EXTRACTED MATERIAL: Begin

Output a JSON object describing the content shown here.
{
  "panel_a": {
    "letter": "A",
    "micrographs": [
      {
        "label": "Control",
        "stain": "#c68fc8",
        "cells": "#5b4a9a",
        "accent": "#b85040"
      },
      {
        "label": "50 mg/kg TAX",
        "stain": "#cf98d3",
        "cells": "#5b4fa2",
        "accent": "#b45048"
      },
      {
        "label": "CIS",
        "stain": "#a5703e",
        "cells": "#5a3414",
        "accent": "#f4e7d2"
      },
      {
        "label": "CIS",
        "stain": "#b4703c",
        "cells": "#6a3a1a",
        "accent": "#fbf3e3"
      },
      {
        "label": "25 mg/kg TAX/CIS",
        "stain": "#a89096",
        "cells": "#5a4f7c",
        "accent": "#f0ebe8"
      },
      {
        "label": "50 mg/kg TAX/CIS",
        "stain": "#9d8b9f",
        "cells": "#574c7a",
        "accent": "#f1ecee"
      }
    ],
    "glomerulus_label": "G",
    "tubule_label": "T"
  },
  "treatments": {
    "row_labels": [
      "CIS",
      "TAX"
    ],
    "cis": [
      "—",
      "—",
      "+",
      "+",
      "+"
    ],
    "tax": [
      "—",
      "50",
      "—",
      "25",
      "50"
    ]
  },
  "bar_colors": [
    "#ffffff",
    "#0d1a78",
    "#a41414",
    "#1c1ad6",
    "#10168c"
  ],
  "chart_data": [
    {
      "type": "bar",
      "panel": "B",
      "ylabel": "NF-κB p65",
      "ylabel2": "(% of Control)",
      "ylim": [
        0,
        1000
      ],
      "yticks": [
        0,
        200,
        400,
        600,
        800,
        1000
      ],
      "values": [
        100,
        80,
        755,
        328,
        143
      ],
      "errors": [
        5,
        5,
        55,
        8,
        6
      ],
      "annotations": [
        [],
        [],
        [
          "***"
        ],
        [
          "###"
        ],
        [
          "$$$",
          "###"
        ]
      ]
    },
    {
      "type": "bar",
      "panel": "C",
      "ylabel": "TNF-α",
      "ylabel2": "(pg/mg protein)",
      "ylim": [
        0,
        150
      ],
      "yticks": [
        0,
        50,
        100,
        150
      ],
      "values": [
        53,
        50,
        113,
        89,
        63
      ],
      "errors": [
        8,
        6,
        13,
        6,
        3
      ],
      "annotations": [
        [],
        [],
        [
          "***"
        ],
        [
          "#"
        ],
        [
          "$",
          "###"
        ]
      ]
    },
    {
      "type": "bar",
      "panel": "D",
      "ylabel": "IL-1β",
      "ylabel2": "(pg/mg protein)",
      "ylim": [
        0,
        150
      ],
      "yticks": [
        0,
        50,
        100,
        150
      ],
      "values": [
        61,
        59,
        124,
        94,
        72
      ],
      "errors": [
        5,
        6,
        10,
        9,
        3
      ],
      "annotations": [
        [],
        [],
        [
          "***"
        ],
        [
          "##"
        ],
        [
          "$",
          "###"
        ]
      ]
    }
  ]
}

EXTRACTED MATERIAL: End

DIRECTIONS FOR THIS TASK>
The response consists of the lines above that contain "accent".

RESULT OF THIS TASK>
        "accent": "#b85040"
        "accent": "#b45048"
        "accent": "#f4e7d2"
        "accent": "#fbf3e3"
        "accent": "#f0ebe8"
        "accent": "#f1ecee"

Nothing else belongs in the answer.